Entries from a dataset
:::

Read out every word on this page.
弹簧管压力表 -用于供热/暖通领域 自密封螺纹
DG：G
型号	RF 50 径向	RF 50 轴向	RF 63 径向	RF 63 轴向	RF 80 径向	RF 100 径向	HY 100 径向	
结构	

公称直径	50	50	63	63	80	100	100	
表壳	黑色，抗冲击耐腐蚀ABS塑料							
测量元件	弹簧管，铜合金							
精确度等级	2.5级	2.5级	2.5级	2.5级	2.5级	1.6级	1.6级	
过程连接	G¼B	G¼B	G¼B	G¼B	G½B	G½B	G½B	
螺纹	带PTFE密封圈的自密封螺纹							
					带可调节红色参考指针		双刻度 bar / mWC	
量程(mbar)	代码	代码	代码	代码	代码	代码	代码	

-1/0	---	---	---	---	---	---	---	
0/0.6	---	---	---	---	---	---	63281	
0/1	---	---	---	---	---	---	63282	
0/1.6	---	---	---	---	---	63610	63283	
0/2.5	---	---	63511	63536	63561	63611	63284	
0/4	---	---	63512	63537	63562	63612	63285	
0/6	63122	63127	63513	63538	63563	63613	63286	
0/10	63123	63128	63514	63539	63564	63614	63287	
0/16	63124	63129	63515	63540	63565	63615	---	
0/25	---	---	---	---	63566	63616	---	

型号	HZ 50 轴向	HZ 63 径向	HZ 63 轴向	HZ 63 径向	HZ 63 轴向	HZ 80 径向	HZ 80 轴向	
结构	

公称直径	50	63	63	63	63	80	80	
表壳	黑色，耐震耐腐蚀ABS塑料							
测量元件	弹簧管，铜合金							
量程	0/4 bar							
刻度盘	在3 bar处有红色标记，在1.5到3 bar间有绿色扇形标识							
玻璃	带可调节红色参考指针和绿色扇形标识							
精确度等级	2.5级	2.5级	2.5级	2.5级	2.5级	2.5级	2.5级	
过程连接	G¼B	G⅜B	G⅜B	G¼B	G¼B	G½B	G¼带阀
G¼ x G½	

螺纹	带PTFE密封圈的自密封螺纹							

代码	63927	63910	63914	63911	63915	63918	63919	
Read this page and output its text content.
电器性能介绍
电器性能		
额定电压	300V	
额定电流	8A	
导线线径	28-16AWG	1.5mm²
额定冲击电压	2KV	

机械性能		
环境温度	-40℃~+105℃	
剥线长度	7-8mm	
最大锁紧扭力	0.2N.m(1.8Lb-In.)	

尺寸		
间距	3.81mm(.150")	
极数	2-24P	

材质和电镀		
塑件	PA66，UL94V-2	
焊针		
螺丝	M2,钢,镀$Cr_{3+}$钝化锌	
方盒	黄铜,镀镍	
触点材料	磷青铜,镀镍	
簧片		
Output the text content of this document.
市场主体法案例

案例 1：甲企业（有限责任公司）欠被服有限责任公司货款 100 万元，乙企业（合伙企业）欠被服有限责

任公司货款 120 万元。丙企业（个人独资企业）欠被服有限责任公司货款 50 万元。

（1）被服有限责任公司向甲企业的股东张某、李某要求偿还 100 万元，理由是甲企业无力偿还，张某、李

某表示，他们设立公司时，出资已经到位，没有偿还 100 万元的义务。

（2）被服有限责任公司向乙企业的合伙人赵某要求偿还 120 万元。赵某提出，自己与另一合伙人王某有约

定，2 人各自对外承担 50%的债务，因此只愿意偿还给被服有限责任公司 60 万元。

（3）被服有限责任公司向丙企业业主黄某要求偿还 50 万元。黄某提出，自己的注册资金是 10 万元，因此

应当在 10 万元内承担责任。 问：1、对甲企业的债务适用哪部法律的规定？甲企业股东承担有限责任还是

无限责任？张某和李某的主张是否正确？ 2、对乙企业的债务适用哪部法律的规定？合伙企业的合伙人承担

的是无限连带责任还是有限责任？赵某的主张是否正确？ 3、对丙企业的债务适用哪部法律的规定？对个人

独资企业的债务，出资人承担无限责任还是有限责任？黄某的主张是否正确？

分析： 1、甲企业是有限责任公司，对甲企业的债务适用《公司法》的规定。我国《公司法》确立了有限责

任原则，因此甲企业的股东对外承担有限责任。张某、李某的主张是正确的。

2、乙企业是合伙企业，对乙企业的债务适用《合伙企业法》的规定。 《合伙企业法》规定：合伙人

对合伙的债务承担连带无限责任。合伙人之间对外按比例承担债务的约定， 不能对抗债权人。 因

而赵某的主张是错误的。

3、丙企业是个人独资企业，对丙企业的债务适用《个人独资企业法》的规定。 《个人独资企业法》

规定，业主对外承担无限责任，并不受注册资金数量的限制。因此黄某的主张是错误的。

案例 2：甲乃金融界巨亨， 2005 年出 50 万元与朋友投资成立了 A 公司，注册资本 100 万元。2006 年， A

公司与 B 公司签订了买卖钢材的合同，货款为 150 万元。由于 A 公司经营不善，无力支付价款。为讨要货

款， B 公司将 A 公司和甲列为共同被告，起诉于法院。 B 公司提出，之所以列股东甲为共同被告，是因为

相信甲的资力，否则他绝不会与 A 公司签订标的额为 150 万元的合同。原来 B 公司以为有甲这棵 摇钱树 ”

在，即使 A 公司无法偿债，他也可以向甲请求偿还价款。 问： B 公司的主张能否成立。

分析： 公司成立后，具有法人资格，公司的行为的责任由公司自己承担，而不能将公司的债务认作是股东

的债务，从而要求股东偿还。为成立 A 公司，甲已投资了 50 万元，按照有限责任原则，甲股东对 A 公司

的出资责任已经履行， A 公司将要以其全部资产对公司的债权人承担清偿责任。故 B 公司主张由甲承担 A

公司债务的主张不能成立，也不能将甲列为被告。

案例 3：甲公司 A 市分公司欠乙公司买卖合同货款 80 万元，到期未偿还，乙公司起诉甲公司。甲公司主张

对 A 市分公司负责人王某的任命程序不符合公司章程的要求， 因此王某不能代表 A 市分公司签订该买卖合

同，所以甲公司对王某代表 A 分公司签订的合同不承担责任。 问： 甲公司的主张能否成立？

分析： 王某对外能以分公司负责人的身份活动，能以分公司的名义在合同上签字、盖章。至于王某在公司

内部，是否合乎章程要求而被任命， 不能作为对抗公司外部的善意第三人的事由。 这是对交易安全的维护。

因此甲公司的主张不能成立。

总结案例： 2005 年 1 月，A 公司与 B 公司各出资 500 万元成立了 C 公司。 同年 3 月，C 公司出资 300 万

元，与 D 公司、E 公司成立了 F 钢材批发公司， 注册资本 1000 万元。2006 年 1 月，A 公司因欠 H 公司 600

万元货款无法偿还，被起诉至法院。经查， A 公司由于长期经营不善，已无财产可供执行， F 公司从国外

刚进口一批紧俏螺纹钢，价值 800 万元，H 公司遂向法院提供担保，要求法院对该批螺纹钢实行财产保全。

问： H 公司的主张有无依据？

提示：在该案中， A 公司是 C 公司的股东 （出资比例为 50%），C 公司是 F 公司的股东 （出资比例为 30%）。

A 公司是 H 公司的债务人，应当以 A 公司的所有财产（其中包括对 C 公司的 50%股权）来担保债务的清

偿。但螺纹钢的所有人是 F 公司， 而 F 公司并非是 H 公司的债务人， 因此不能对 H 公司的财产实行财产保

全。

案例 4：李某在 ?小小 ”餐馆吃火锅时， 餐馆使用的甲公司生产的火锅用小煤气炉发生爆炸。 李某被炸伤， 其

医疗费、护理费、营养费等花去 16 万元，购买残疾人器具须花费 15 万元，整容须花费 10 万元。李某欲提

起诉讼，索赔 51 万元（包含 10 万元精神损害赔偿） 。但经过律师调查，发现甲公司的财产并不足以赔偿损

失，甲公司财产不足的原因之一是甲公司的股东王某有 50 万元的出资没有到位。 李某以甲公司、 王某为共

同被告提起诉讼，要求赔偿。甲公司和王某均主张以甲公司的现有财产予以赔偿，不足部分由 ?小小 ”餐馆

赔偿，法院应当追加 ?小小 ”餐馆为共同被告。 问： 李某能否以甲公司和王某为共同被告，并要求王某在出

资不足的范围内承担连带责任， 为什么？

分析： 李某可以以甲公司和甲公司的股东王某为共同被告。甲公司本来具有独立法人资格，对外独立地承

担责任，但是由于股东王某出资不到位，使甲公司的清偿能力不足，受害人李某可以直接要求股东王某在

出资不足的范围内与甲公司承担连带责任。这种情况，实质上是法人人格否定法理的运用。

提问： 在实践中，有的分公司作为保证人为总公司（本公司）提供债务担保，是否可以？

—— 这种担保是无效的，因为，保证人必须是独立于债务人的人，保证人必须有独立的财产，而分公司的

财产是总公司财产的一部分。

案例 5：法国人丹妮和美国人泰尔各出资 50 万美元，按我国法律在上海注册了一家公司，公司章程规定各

:::

• [AIM OF THE EXERCISE]:
Extract every line containing the string "公司的债务人" from the material.

• [OUTPUT]:
A 公司是 H 公司的债务人，应当以 A 公司的所有财产（其中包括对 C 公司的 50%股权）来担保债务的清
偿。但螺纹钢的所有人是 F 公司， 而 F 公司并非是 H 公司的债务人， 因此不能对 H 公司的财产实行财产保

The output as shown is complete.